REQUIRED WORK: Answer with the number of lines in the listing below that contain the word "direction", and nothing else.

+++

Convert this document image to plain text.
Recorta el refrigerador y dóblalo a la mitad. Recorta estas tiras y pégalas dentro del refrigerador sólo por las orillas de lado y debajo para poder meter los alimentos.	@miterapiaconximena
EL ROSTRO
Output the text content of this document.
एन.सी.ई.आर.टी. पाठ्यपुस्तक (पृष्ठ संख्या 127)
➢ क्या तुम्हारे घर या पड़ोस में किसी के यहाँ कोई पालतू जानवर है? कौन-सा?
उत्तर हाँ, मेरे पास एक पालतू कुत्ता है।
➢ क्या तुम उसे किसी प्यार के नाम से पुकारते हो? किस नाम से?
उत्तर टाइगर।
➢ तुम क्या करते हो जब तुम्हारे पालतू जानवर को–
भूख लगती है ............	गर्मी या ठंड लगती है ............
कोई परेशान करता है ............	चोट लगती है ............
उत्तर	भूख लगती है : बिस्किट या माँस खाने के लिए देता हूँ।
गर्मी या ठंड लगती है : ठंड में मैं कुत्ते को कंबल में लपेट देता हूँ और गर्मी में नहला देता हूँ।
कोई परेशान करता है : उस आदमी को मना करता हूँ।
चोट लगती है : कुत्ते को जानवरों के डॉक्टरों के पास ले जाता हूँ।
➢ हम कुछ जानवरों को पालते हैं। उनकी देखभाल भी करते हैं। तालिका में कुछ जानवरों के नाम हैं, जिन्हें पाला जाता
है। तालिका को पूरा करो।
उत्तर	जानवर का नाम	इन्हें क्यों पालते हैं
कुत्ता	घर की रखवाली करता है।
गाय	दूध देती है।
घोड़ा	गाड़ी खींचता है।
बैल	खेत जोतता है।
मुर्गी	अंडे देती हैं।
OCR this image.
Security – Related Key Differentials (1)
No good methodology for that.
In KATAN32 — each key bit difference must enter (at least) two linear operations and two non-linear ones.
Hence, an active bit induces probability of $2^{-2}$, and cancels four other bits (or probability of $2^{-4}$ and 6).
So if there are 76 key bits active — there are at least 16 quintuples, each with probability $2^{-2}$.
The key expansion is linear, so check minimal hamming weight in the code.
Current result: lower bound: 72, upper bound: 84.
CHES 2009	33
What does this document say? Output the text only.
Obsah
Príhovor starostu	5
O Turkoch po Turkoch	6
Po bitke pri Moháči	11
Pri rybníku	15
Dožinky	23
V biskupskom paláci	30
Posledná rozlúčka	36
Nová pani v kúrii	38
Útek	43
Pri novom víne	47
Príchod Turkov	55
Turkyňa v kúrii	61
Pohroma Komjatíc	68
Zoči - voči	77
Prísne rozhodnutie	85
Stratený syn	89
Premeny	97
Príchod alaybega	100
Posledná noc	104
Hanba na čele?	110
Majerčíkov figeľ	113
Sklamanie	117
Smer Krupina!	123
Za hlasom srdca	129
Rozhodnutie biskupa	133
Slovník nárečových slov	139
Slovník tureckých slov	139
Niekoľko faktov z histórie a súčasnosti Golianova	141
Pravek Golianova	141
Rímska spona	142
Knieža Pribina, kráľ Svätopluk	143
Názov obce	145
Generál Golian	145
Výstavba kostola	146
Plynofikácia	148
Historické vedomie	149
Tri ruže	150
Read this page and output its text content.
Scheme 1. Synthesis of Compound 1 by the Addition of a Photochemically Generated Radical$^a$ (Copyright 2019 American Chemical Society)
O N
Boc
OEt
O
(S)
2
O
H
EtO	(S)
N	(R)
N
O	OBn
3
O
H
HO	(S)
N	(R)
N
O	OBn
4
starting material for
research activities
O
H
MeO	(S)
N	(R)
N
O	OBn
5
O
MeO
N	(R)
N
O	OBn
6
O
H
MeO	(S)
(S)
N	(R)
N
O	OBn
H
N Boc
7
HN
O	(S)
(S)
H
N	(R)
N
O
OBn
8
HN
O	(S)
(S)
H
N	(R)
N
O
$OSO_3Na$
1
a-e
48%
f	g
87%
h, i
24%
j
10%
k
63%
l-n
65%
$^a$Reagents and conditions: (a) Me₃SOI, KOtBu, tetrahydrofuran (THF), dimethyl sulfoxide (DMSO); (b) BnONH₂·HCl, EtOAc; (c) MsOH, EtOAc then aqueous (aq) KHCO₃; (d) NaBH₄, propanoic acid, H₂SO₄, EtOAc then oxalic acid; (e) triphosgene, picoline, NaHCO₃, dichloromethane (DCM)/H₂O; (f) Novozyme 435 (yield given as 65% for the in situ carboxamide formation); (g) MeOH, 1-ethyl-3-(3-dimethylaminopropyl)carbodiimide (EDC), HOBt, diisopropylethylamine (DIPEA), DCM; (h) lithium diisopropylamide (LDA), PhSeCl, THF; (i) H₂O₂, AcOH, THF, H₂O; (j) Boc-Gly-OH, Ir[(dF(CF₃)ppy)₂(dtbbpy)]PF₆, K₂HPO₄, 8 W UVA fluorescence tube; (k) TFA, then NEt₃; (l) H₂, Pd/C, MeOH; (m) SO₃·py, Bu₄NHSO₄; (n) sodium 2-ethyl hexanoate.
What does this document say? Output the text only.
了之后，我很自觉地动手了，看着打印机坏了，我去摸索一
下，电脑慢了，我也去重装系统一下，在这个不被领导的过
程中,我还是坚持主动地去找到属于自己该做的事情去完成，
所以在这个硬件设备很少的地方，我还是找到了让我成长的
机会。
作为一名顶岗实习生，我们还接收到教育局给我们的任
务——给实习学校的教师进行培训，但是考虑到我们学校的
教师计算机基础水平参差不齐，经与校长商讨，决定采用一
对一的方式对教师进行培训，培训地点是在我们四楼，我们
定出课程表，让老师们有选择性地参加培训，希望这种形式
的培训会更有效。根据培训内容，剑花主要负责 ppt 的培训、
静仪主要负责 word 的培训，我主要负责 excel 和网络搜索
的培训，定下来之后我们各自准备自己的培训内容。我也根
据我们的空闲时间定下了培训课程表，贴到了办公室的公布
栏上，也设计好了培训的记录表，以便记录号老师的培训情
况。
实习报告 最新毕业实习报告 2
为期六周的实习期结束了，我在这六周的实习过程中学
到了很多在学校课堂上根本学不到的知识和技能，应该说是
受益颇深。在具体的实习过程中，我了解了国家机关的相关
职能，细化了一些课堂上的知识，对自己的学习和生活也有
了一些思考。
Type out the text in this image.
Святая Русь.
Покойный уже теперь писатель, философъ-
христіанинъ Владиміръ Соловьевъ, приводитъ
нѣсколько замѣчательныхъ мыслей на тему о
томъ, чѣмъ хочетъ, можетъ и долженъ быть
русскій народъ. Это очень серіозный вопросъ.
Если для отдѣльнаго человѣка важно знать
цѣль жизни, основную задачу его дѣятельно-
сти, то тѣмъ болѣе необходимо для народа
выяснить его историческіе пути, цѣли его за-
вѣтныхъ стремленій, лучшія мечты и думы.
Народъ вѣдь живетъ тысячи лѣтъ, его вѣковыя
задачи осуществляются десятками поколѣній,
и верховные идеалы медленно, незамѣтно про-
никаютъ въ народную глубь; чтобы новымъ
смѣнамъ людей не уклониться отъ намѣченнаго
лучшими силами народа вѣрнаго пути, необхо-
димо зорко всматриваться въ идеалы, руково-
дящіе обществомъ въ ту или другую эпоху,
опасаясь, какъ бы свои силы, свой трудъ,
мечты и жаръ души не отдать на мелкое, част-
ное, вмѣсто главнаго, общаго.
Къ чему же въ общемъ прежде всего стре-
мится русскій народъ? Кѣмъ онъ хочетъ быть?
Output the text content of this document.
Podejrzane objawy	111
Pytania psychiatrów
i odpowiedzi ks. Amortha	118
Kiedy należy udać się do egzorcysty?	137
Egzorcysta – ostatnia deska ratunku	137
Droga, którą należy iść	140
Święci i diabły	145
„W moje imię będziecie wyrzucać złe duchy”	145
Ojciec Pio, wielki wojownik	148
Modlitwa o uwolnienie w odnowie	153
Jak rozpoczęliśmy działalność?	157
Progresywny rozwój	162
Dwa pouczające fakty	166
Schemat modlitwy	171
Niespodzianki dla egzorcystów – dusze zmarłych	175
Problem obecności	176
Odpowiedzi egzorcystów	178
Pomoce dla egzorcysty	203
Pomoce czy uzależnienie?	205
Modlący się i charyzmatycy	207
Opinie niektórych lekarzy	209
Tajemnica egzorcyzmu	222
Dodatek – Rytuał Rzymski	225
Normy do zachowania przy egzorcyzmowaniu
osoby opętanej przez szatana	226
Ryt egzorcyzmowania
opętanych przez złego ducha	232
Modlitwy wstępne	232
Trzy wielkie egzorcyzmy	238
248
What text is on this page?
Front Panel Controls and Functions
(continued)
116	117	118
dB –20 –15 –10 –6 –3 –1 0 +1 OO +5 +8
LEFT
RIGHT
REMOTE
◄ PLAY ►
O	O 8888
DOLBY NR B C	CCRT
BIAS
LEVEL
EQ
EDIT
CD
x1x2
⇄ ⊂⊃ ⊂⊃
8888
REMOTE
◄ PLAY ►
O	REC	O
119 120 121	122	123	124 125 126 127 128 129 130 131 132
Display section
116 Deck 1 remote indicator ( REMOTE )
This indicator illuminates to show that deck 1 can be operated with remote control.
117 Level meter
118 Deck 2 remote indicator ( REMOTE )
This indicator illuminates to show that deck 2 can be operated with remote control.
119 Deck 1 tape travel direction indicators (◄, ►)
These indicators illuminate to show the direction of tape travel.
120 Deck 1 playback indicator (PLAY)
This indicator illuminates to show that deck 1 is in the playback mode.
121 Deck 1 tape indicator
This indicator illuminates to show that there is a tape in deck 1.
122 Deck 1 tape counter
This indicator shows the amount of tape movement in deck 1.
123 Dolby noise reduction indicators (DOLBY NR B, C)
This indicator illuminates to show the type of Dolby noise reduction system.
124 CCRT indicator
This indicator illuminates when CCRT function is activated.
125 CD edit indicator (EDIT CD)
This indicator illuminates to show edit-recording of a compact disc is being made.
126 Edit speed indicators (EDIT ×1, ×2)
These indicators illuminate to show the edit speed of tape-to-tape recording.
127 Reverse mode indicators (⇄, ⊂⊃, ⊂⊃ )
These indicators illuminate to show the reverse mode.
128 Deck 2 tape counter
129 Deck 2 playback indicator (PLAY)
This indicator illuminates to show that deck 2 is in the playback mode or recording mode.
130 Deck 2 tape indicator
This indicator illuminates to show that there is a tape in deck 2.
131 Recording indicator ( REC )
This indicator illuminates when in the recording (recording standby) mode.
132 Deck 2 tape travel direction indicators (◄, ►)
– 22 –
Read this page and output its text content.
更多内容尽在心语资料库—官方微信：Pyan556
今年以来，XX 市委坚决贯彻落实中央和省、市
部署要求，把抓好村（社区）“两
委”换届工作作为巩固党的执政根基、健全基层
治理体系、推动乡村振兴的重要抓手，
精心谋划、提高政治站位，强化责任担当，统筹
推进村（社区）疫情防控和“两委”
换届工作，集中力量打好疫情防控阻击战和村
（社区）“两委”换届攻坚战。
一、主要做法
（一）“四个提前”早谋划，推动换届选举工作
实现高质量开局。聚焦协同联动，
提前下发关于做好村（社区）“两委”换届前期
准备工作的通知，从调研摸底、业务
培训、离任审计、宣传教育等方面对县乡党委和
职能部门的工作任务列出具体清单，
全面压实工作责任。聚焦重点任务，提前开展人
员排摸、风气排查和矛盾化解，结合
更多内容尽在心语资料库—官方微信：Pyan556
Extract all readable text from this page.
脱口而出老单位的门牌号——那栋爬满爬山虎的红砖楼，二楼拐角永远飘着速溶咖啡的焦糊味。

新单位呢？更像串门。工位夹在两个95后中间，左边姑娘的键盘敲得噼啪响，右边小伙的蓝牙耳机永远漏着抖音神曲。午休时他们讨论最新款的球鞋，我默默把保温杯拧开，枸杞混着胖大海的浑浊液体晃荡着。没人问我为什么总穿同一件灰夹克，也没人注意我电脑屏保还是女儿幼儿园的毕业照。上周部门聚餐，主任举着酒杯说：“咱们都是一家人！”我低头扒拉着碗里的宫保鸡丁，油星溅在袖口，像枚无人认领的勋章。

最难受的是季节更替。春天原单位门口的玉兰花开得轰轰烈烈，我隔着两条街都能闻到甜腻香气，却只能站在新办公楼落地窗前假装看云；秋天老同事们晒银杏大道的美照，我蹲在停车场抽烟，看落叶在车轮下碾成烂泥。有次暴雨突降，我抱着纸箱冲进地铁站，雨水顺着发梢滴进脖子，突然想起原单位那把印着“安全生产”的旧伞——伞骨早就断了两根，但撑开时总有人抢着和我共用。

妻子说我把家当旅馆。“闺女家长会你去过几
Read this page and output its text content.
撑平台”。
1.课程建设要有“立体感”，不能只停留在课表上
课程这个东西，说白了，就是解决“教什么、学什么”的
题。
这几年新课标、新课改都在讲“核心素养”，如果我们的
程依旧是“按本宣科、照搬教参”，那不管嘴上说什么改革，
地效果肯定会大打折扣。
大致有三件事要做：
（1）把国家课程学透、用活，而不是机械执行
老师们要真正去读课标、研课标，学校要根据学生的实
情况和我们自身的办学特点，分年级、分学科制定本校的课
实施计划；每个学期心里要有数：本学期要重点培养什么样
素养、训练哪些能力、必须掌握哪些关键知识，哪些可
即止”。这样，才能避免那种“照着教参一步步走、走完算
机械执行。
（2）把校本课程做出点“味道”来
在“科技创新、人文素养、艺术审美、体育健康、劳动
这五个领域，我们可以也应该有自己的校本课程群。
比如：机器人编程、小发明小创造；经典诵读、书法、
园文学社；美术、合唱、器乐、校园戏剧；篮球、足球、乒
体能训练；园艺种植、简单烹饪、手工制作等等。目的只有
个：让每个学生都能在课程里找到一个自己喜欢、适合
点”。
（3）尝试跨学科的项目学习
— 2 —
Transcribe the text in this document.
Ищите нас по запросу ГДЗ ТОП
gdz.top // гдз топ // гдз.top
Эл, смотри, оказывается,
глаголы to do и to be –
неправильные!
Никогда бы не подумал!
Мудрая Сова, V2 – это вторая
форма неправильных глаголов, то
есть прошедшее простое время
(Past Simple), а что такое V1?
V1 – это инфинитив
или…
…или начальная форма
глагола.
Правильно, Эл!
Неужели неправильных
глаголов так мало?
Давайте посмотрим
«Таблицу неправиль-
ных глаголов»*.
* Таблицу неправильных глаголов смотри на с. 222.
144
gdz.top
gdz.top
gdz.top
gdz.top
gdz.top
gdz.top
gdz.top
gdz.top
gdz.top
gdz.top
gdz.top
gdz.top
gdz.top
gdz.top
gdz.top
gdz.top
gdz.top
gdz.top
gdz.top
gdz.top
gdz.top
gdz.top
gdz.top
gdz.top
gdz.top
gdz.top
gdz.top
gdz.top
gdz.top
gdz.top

+++

FULL OUTPUT: 3